>> Start

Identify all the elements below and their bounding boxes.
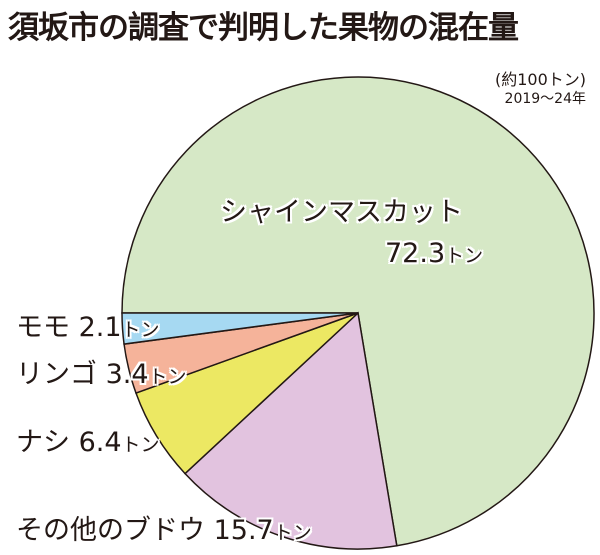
label-apple: リンゴ 3.4トン	[16, 359, 187, 390]
label-other-grapes: その他のブドウ 15.7トン	[16, 515, 312, 546]
label-shine-muscat: シャインマスカット	[220, 197, 463, 228]
slice-peach	[121, 312, 359, 345]
label-peach: モモ 2.1トン	[16, 312, 160, 343]
chart-title: 須坂市の調査で判明した果物の混在量	[8, 10, 519, 46]
label-pear: ナシ 6.4トン	[16, 427, 160, 458]
slice-other-grapes	[184, 311, 398, 550]
chart-subtitle-total: (約100トン)	[494, 70, 586, 89]
value-shine-muscat: 72.3トン	[385, 238, 484, 269]
chart-subtitle-period: 2019～24年	[504, 91, 586, 107]
slice-shine-muscat	[121, 76, 595, 547]
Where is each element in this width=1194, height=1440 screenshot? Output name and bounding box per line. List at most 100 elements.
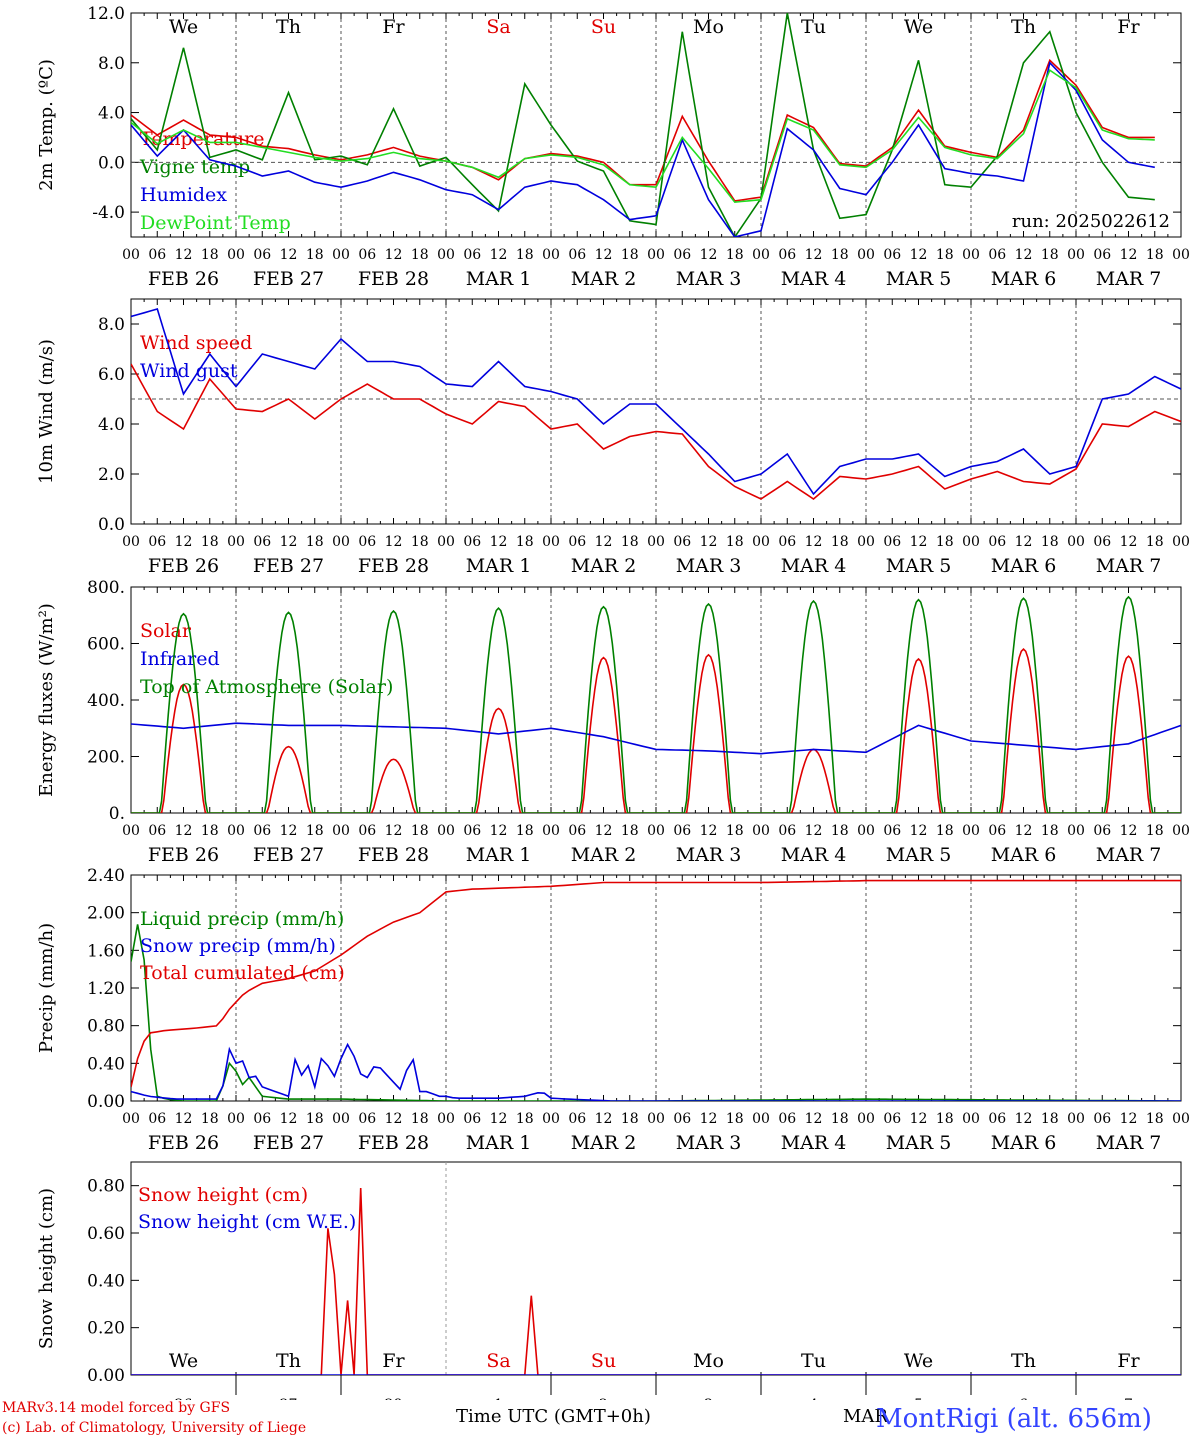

>> End

Rewrite the lines above as a Markdown table with the columns "No." and "Line", placing each line in its own numbered row. Omit blank lines and the pictures.

◆ Correct output ◆
| No. | Line |
|---|---|
| 1 | Identify all the elements below and their bounding boxes. |
| 2 | label-apple: リンゴ 3.4トン	[16, 359, 187, 390] |
| 3 | label-other-grapes: その他のブドウ 15.7トン	[16, 515, 312, 546] |
| 4 | label-shine-muscat: シャインマスカット	[220, 197, 463, 228] |
| 5 | slice-peach	[121, 312, 359, 345] |
| 6 | label-peach: モモ 2.1トン	[16, 312, 160, 343] |
| 7 | chart-title: 須坂市の調査で判明した果物の混在量	[8, 10, 519, 46] |
| 8 | label-pear: ナシ 6.4トン	[16, 427, 160, 458] |
| 9 | slice-other-grapes	[184, 311, 398, 550] |
| 10 | chart-subtitle-total: (約100トン)	[494, 70, 586, 89] |
| 11 | value-shine-muscat: 72.3トン	[385, 238, 484, 269] |
| 12 | chart-subtitle-period: 2019～24年	[504, 91, 586, 107] |
| 13 | slice-shine-muscat	[121, 76, 595, 547] |
| 14 | Where is each element in this width=1194, height=1440 screenshot? Output name and bounding box per line. List at most 100 elements. |